SOURCE PASSAGE ::
## Start

Hotels are being reported as price gouging evacuees from the east coast heat wave. Photo Credit: Jill...Jellidonut, whatever/Wikimedia Commons/CC-BY-SA
Reports are emerging of hotels and gas stations price gouging evacuees of the heat wave affecting the east coast of the United States. It isn’t the first time, either, as people who are forced to flee unfortunately are considered easy targets.
Price gouging evacuees goes beyond supply and demand
Scarcity is a real thing; the more uncommon a thing is, the more value it commands. Thus, if supply is low and demand is high, prices rise. However, price gouging is different, as that is the deliberate raising of prices due to the vulnerability of the buyer. Morally it’s suspect, if not egregious. Legally, it depends on what state one is in.
A number of reports are emerging, according to the Huffington Post, of hotels and gas stations price-gouging people trying to escape from the heat wave currently making life miserable, if not outright dangerous, for millions of people on the east coast. In Vinland, N.J., a man reported being charged $179 for one night in a Wyndam hotel, normally $79. Similar reports are emerging from Maryland and the Maryland Attorney General’s Office noted reports from citizens of 25 to 50 cent-per-gallon markups on gasoline.
A sordid history
Similar reports were noted in September of last year, when New Jersey was struck by Hurricane Irene.

## End

[Extracted data]
## Start

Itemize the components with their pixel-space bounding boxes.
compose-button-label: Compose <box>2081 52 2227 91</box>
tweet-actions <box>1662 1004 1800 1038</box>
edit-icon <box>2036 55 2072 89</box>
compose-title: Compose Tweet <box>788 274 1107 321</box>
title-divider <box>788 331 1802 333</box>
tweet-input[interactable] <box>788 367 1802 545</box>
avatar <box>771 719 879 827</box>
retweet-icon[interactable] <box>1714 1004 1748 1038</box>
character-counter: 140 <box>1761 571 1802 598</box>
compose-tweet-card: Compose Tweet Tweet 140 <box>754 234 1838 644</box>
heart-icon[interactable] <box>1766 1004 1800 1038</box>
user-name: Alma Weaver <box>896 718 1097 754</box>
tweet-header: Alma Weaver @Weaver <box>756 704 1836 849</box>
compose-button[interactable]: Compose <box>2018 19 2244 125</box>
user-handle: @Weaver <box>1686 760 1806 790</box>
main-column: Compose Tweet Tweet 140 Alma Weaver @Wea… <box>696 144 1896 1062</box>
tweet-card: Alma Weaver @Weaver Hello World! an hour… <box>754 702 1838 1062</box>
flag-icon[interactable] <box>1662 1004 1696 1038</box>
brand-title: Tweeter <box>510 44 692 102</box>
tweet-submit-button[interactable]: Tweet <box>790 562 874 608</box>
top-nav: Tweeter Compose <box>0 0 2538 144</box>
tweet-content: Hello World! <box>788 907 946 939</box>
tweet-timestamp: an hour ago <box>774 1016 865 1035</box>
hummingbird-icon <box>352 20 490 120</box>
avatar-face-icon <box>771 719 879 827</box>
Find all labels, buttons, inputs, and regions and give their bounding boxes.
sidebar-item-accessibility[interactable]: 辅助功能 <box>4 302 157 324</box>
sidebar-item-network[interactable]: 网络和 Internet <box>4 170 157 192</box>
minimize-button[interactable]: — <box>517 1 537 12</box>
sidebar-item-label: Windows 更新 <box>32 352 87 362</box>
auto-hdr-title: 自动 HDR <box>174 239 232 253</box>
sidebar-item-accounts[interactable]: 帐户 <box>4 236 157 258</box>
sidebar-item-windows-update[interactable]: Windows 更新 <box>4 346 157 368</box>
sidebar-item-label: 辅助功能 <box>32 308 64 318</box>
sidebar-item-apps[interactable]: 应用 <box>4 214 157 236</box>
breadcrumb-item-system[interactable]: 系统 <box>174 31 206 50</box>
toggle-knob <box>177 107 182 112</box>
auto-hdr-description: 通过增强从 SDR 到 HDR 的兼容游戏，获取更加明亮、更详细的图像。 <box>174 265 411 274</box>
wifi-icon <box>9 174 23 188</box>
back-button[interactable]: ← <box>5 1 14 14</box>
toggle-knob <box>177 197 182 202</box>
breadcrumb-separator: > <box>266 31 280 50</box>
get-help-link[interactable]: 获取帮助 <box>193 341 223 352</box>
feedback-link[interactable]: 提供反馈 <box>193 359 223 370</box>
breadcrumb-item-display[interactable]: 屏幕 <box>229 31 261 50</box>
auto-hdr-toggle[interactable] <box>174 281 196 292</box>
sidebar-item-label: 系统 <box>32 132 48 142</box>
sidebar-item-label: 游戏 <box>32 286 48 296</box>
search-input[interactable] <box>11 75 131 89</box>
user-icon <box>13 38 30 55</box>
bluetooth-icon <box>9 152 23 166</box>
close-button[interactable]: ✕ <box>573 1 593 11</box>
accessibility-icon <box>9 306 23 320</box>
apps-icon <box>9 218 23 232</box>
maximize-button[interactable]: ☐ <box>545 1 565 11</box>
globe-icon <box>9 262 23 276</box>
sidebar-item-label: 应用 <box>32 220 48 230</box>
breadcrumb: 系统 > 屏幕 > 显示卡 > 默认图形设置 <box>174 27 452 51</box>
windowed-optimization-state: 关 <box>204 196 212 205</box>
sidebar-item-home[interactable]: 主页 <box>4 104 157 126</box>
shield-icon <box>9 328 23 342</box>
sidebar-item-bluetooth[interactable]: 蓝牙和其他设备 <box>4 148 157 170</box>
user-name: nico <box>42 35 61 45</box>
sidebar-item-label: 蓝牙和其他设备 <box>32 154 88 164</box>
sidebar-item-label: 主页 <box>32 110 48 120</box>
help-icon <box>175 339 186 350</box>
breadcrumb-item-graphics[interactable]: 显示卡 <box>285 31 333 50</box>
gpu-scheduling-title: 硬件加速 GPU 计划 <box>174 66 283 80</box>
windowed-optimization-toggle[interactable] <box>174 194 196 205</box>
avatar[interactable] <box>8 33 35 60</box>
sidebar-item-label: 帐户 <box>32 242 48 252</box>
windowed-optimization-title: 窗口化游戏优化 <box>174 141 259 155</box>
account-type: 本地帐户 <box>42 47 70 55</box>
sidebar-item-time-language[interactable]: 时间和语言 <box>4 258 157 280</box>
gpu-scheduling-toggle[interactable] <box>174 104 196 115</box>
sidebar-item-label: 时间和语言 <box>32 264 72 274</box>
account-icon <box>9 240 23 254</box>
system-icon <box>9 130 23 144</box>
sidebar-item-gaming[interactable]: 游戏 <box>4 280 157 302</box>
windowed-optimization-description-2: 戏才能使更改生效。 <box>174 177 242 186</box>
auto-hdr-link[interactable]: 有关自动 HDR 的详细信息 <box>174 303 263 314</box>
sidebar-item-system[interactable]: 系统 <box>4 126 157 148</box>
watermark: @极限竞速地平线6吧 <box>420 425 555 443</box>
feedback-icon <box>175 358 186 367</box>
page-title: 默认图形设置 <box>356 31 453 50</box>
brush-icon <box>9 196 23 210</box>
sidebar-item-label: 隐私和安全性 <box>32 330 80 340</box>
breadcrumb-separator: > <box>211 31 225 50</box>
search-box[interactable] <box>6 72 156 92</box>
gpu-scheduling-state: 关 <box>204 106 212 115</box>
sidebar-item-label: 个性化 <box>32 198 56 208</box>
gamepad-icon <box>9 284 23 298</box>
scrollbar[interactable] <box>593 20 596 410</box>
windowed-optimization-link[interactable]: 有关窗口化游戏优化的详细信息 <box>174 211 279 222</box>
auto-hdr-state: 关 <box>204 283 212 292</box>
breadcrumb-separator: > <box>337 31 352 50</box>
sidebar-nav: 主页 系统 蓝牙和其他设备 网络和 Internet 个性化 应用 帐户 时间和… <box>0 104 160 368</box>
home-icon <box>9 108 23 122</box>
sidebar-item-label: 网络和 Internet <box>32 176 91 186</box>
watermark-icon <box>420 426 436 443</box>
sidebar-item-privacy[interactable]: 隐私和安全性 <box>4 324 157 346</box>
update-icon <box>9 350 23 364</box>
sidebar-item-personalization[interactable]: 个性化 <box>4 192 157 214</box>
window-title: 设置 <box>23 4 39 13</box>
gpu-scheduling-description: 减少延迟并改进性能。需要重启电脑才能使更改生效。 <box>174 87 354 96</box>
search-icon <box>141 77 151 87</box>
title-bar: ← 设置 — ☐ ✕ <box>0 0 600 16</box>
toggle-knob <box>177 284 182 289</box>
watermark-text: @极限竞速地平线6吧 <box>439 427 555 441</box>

## End

WHAT TO WORK ON ::
a: Answer these from the price-gouging article:
(i) What is the usual nightly rate at the hotel where a man reported paying $179?
(ii) What gasoline markups did the Maryland Attorney General's Office note?
(iii) What struck New Jersey in September of last year, when similar reports came up?
b: In the price-gouging article, how does price gouging differ from prices rising when supply is low and demand is high? Answer in one to three sentences.
The data above is separate material, apart from the price-gouging article.

THE RESPONSES ::
a:
(i) $79
(ii) 25 to 50 cents per gallon
(iii) Hurricane Irene

b: Under scarcity, prices rise because the more uncommon a thing is, the more value it commands. Price gouging is different because it is the deliberate raising of prices due to the buyer's vulnerability.